# Description of the task
Pull out from the material below all lines with "variant".

# # # # #

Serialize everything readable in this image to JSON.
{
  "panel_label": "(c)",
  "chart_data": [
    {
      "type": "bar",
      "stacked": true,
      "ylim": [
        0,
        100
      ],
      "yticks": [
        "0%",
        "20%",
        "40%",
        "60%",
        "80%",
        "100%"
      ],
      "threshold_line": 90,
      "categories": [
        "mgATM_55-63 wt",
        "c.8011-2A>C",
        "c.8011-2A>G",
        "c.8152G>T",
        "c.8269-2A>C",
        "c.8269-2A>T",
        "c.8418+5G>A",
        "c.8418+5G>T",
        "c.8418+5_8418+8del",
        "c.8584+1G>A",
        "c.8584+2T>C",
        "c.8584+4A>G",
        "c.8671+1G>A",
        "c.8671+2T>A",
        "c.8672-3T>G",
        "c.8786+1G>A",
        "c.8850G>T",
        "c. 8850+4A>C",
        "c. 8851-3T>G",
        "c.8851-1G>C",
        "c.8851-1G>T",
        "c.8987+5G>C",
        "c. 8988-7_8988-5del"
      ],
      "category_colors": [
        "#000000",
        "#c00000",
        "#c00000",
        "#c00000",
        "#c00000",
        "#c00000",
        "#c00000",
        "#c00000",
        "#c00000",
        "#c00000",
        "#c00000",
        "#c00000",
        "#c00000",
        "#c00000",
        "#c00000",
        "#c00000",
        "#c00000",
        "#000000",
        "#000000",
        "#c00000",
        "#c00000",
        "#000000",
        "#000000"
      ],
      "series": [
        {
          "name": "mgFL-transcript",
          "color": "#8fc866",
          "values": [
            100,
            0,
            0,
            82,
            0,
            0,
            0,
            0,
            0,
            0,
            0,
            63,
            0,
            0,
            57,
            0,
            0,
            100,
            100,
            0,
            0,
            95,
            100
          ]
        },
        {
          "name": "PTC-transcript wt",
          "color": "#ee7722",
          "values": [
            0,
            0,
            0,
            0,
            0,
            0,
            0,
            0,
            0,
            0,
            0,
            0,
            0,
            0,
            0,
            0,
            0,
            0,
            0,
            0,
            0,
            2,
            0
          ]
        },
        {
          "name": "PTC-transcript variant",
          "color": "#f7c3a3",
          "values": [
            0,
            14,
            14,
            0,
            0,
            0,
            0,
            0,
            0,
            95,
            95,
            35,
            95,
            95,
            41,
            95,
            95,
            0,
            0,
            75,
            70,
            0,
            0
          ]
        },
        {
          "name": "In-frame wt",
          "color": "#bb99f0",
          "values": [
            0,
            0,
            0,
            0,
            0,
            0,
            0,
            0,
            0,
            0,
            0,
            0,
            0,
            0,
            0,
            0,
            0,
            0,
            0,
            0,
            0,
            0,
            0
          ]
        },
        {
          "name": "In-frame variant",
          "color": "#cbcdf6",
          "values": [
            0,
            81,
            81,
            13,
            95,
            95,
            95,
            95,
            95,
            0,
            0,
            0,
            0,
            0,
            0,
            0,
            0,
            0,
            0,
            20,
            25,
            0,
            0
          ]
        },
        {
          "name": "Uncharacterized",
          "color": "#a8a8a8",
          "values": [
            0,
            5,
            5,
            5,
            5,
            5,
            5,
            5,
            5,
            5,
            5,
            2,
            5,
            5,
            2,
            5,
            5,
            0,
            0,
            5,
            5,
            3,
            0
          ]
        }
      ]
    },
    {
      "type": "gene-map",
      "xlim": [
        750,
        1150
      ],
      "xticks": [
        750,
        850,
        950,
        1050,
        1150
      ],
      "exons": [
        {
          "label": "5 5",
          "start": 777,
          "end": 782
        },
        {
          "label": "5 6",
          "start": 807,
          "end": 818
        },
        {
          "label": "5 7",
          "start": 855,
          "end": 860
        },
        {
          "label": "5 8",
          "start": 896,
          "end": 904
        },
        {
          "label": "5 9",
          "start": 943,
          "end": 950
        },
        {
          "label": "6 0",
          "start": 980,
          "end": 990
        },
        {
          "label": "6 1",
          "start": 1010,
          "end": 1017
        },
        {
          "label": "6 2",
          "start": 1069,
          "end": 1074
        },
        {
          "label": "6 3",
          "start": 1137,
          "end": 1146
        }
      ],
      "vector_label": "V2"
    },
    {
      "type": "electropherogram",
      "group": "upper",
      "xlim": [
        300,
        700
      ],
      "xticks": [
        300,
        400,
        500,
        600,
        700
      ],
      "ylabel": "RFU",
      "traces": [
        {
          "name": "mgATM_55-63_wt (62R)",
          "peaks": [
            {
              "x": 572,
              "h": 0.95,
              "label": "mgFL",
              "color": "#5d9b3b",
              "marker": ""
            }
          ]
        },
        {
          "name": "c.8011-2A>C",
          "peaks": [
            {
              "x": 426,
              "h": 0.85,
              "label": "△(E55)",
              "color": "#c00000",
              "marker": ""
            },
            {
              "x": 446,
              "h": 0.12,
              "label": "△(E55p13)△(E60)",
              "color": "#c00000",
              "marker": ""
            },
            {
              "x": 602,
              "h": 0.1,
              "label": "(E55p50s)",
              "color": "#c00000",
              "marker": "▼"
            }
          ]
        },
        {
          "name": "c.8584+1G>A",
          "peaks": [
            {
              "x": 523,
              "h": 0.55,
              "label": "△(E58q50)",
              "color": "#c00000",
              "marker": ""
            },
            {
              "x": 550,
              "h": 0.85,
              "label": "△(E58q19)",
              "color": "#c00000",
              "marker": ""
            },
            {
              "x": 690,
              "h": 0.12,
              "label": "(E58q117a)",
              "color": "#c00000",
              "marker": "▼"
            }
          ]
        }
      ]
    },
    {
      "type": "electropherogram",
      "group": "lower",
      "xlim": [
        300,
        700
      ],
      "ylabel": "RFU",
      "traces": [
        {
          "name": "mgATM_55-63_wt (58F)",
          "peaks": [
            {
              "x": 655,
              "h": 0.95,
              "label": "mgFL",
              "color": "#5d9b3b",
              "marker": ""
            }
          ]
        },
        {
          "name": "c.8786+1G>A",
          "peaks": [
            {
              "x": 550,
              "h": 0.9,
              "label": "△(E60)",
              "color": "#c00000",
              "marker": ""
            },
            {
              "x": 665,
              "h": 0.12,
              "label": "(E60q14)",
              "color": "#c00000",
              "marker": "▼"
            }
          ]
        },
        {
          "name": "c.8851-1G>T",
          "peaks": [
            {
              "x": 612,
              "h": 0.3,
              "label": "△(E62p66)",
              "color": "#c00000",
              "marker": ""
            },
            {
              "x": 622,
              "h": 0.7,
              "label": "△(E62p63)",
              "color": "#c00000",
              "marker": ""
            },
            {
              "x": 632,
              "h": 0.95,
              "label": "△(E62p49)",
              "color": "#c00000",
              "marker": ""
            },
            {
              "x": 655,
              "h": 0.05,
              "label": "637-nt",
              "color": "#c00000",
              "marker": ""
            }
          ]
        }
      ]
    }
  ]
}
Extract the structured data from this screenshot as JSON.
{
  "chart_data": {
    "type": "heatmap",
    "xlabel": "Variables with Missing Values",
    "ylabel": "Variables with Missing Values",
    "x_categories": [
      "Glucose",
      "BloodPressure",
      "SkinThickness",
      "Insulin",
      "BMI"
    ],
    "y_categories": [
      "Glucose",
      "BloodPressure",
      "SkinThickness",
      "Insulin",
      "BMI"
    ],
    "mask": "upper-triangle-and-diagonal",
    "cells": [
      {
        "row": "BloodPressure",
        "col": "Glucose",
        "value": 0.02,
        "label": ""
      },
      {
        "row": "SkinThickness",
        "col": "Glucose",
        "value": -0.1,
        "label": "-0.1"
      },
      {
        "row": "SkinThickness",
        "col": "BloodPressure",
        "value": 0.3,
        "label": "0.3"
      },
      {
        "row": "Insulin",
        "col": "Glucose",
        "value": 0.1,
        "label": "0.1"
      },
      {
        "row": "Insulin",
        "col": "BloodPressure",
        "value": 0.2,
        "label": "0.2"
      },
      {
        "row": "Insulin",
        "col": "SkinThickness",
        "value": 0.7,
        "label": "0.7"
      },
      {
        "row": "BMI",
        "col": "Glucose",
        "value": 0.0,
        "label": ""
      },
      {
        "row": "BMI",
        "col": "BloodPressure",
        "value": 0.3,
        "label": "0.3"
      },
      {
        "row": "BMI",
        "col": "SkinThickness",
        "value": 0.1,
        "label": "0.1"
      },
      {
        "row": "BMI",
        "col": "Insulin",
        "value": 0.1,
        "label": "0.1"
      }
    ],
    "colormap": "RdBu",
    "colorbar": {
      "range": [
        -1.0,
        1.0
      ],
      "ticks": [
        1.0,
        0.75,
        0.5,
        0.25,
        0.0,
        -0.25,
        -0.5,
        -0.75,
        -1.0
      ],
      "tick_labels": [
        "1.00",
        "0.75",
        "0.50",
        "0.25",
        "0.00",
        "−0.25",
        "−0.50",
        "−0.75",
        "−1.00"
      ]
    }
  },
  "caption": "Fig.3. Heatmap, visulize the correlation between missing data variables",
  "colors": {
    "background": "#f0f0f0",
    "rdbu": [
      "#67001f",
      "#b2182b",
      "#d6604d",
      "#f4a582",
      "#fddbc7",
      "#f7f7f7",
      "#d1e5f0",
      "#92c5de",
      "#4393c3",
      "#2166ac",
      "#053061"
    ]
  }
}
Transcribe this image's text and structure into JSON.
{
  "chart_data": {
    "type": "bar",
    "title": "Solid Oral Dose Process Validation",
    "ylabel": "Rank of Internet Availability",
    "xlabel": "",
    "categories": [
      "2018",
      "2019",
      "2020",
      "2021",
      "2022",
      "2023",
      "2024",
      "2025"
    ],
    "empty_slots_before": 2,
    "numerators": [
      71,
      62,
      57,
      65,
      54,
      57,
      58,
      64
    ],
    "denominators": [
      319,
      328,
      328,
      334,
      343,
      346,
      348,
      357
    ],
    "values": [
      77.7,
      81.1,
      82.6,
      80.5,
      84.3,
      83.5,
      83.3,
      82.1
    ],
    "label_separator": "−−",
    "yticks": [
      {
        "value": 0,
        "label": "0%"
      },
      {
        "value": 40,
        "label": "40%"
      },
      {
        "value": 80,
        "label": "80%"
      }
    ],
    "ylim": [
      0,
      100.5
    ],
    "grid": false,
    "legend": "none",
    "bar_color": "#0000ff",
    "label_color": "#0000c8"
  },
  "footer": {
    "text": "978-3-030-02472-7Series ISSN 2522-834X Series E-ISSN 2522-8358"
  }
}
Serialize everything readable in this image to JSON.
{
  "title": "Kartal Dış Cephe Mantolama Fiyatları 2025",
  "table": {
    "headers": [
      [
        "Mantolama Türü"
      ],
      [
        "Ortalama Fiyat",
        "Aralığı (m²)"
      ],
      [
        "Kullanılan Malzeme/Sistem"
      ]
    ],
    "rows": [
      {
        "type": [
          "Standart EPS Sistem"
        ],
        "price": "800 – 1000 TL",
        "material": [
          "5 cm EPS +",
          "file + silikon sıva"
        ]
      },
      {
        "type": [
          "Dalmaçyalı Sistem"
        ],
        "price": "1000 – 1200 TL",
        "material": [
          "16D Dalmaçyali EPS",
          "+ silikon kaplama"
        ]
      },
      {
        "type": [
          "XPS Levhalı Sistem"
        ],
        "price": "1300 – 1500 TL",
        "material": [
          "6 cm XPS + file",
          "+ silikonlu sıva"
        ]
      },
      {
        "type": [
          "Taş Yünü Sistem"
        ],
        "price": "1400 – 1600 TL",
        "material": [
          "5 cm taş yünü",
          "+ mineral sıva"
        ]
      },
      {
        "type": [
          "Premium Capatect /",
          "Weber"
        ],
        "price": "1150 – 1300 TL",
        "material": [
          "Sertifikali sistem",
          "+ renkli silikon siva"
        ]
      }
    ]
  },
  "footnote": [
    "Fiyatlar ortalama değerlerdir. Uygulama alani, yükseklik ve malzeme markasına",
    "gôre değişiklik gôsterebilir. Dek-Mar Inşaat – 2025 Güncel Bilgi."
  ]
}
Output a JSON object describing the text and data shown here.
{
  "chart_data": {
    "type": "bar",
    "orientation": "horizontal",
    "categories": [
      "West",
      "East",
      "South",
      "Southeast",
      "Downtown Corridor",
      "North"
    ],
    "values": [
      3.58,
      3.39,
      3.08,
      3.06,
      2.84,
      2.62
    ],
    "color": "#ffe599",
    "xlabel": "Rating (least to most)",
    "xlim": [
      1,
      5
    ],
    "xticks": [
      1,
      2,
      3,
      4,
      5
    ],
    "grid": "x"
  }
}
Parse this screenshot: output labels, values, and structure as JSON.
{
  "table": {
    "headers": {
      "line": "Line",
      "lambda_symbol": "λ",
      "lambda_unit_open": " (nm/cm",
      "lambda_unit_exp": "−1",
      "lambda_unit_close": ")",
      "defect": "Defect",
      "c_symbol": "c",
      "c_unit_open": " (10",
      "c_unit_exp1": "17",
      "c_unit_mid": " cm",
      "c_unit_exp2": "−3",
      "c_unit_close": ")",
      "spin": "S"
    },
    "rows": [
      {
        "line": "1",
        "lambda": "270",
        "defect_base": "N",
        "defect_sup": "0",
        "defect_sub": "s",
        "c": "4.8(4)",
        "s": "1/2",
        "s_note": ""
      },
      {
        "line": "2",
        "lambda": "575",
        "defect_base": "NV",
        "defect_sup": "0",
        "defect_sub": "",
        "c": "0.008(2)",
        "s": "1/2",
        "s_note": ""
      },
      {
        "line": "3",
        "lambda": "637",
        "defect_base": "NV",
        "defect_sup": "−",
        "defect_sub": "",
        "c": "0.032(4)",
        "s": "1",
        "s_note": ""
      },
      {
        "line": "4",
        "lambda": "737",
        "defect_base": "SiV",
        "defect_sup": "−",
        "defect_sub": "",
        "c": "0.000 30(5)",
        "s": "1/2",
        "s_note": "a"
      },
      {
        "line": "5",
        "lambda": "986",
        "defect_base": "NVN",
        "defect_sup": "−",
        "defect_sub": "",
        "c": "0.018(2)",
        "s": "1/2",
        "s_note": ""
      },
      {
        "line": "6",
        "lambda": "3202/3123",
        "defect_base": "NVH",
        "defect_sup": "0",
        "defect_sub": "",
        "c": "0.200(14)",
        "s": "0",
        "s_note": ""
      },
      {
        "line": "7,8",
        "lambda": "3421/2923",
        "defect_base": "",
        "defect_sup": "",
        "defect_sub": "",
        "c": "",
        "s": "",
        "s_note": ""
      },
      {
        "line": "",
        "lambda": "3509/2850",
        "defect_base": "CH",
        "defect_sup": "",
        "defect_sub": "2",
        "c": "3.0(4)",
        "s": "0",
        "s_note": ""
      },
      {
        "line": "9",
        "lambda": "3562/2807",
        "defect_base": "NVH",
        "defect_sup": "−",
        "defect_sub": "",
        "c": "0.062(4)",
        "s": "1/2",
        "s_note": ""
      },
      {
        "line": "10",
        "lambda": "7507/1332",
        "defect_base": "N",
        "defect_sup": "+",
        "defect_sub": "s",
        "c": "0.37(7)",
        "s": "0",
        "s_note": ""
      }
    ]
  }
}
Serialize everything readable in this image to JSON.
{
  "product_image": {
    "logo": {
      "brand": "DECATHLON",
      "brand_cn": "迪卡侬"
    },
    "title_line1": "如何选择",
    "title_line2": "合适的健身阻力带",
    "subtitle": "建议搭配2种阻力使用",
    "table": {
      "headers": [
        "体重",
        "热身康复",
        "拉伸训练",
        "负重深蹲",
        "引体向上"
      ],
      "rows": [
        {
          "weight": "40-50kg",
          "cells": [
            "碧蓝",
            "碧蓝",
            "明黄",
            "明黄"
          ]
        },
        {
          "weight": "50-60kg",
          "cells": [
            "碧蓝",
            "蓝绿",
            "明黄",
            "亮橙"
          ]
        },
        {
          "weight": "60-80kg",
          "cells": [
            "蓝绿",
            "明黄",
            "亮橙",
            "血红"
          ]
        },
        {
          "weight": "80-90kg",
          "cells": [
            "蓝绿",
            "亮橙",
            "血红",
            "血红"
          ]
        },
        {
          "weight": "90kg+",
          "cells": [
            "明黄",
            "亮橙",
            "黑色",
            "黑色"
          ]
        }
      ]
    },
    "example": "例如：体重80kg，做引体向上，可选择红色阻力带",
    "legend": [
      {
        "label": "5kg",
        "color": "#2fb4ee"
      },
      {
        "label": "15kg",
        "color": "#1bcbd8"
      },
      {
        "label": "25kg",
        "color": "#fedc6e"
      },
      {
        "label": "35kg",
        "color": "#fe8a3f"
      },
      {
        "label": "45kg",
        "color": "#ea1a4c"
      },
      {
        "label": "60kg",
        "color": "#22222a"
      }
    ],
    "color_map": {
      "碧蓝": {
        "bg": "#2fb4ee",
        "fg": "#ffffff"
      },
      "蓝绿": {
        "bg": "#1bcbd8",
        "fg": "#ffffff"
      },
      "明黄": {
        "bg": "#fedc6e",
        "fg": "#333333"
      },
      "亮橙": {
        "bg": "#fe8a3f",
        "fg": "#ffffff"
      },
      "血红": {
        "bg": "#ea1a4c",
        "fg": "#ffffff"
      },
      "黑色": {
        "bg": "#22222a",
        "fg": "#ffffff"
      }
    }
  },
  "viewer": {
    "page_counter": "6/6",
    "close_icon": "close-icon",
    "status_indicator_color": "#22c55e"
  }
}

# # # # #

# Reply
          "name": "PTC-transcript variant",
          "name": "In-frame variant",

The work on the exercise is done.